Amazon S3 Select

Amazon S3 Select enables retrieving only required data from an object. The Databricks S3 Select connector provides an Apache Spark data source that leverages S3 Select. When you use an S3 Select data source, filter and column selection on a DataFrame is pushed down, saving S3 data bandwidth.

Limitations

Amazon S3 Select supports the following file formats:

  • CSV and JSON files

  • UTF-8 encoding

  • GZIP or no compression

The Databricks S3 Select connector has the following limitations:

  • Complex types (arrays and objects) cannot be used in JSON

  • Schema inference is not supported

  • File splitting is not supported, however multiline records are supported

  • DBFS mount points are not supported

Important

Databricks Runtime 7.0, which includes an AWS SDK upgrade to 1.11.655, does not support org.apache.hadoop.fs.s3native.NativeS3FileSystem and org.apache.hadoop.fs.s3.S3FileSystem for accessing S3.

Databricks strongly encourage you to use S3AFileSystem provided by Databricks, which is the default for s3a://, s3://, and s3n:// file system schemes in Databricks Runtime. If you need assistance with migration to S3AFileSystem, contact Databricks support or your Databricks account team.

Usage

sc.read.format("s3select").schema(...).options(...).load("s3://bucket/filename")

******

TASKS TO COMPLETE:
(A) Decide whether each statement below agrees with the Amazon S3 Select page, answering yes or no and quoting the deciding words of the page: (i) the Databricks S3 Select connector supports schema inference; (ii) Amazon S3 Select supports GZIP-compressed files; (iii) the connector does not support multiline records.
(B) Write the next part of the Amazon S3 Select page, continuing from its final line of code.

Entries from a data source
******

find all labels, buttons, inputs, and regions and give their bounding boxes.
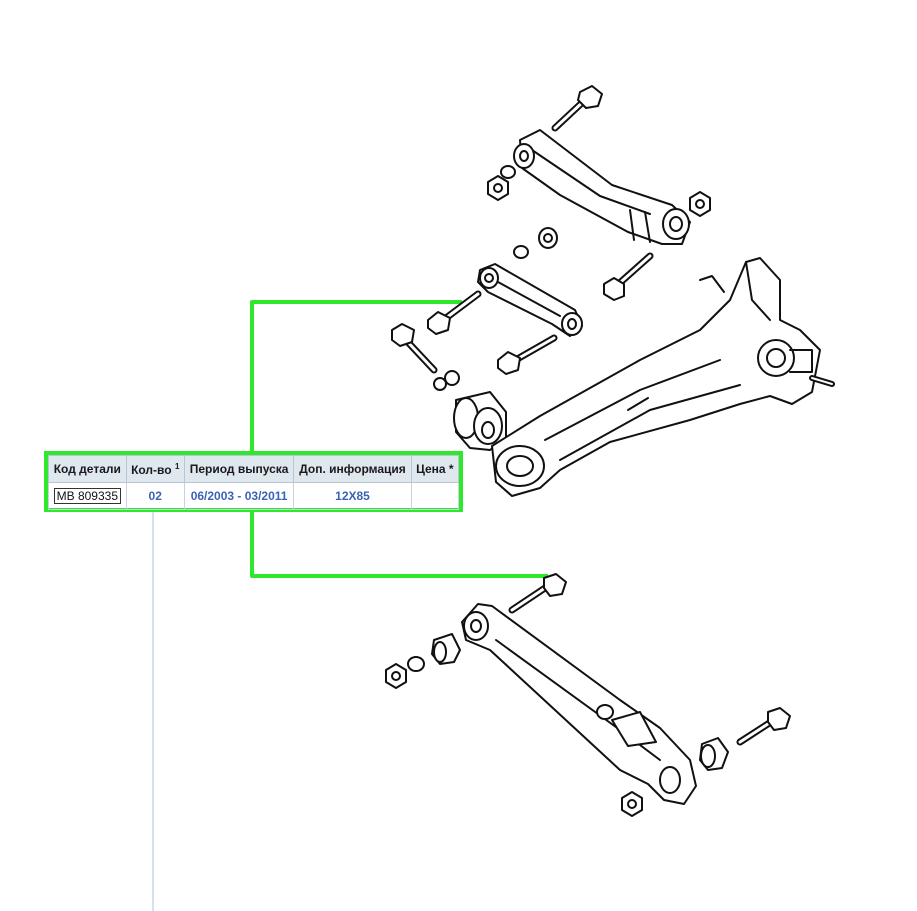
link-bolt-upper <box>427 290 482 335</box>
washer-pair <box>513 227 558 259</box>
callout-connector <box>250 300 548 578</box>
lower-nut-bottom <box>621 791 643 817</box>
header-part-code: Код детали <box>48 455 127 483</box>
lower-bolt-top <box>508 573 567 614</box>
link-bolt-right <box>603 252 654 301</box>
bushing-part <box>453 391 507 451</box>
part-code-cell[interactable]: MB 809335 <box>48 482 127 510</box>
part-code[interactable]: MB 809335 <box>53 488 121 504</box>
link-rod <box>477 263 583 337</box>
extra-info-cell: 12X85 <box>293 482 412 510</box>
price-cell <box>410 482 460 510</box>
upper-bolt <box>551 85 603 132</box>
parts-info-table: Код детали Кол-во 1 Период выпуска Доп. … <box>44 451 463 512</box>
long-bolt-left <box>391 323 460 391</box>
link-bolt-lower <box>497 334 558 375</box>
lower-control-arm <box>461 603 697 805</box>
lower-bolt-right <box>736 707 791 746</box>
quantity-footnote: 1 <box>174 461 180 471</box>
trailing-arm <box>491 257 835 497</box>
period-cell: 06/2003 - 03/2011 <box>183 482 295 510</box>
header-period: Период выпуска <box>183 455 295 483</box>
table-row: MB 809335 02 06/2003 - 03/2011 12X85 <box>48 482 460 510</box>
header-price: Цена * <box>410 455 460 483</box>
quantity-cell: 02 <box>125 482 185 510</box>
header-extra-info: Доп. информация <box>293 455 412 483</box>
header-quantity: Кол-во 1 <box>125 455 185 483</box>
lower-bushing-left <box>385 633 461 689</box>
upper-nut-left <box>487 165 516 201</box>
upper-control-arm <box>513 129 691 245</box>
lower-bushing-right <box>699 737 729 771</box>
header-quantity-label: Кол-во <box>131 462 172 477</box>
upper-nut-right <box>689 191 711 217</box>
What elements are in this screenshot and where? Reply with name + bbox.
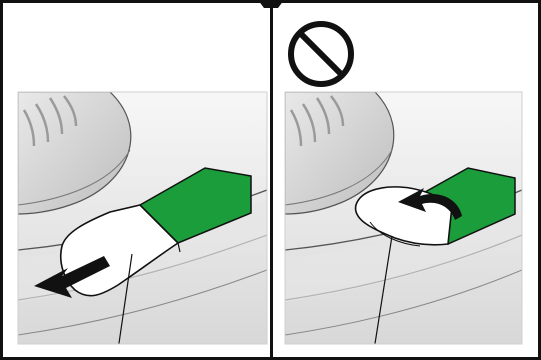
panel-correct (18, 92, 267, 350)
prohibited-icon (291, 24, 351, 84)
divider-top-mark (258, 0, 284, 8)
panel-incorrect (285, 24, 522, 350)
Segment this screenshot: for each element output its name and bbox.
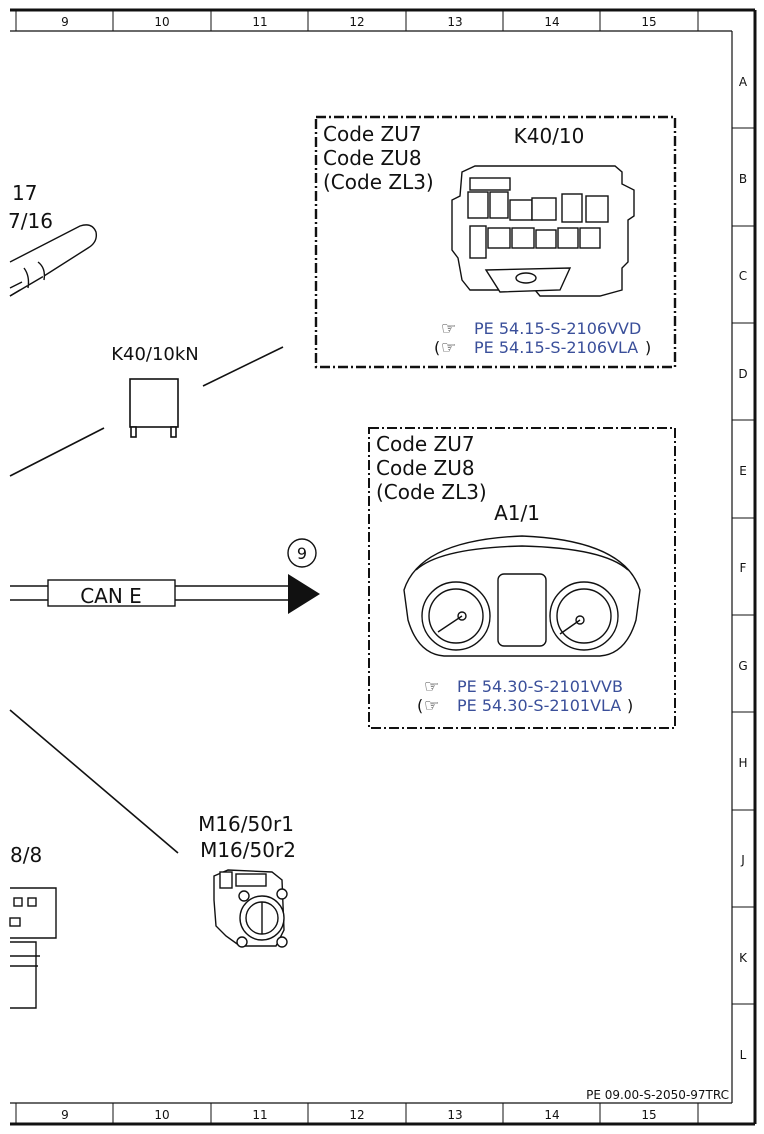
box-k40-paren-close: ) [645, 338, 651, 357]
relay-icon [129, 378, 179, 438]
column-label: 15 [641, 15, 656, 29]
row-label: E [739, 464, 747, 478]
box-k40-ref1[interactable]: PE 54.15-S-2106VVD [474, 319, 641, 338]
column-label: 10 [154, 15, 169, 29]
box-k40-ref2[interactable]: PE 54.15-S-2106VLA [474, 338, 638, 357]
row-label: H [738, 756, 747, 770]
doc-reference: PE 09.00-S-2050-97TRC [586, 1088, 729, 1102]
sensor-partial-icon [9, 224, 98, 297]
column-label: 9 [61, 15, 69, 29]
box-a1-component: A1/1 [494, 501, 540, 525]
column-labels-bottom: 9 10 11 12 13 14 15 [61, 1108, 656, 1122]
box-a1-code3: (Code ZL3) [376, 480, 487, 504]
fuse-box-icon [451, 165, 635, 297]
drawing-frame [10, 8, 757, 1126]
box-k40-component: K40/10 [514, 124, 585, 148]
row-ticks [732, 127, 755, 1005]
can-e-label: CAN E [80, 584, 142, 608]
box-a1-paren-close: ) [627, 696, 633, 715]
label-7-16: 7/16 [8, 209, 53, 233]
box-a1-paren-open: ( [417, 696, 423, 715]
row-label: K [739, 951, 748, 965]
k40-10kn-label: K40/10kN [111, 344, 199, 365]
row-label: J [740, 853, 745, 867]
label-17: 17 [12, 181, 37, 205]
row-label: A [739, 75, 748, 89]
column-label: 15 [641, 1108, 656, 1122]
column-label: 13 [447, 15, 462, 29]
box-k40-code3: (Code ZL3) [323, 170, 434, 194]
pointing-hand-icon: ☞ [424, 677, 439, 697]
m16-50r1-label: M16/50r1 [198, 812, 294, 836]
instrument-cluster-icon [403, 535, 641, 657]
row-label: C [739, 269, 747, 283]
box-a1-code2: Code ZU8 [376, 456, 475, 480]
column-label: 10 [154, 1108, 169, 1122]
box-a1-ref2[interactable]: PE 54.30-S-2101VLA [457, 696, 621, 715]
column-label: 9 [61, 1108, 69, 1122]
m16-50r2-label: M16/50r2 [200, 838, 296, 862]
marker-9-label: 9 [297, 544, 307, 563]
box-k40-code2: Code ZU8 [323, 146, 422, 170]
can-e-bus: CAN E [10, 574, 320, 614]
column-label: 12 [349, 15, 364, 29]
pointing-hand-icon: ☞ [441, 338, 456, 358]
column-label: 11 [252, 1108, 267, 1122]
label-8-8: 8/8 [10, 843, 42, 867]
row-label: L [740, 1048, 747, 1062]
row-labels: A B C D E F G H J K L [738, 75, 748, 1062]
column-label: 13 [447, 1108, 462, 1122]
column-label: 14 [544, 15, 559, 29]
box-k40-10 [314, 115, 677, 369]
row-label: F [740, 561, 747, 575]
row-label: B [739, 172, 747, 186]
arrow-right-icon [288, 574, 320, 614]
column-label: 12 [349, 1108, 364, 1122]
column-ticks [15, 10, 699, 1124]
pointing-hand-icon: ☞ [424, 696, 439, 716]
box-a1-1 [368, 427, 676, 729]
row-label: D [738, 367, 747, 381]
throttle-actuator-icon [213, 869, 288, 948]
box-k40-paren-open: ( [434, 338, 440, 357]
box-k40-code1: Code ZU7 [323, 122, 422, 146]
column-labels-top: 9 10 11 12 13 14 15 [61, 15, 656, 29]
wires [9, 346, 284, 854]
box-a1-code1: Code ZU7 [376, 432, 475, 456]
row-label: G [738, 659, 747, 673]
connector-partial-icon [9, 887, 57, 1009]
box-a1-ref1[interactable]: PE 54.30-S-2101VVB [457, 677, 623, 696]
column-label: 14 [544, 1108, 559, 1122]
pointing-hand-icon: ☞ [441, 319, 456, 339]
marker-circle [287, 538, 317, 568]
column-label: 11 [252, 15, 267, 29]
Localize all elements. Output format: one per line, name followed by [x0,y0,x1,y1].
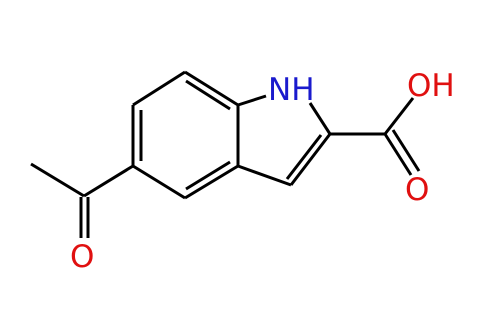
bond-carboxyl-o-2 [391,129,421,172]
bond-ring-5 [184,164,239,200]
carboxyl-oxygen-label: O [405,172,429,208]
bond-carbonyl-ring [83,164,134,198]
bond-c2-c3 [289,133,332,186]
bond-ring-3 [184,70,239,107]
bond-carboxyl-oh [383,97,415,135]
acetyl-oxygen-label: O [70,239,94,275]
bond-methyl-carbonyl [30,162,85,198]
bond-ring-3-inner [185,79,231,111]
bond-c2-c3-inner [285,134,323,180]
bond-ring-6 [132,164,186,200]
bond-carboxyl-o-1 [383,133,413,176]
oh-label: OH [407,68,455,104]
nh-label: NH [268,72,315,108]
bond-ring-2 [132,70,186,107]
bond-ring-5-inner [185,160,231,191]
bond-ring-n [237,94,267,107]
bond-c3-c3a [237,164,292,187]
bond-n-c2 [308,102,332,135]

******

RESPONSES:
(A)
(i) No: "Schema inference is not supported"
(ii) Yes: "GZIP or no compression"
(iii) No: "however multiline records are supported"

(B)
CREATE TABLE name (...) USING S3SELECT LOCATION 's3://bucket/filename' [ OPTIONS (...) ]

If the filename extension is .csv or .json, the format is automatically detected; otherwise you must provide the FileFormat option.

Options

This section describes options for all file types and options specific to CSV and JSON.

Generic options

Option name

Default value

Description

FileFormat

‘auto’

Input file type (‘auto’, ‘csv’, or ‘json’)

CompressionType

‘none’

Compression codec used by the input file (‘none’ or ‘gzip’)

CSV specific options

Option name

Default value

Description

NullValue

‘’

Character string representing null values in the input

Header

false

Whether to skip the first line of the input (potential header contents are ignored)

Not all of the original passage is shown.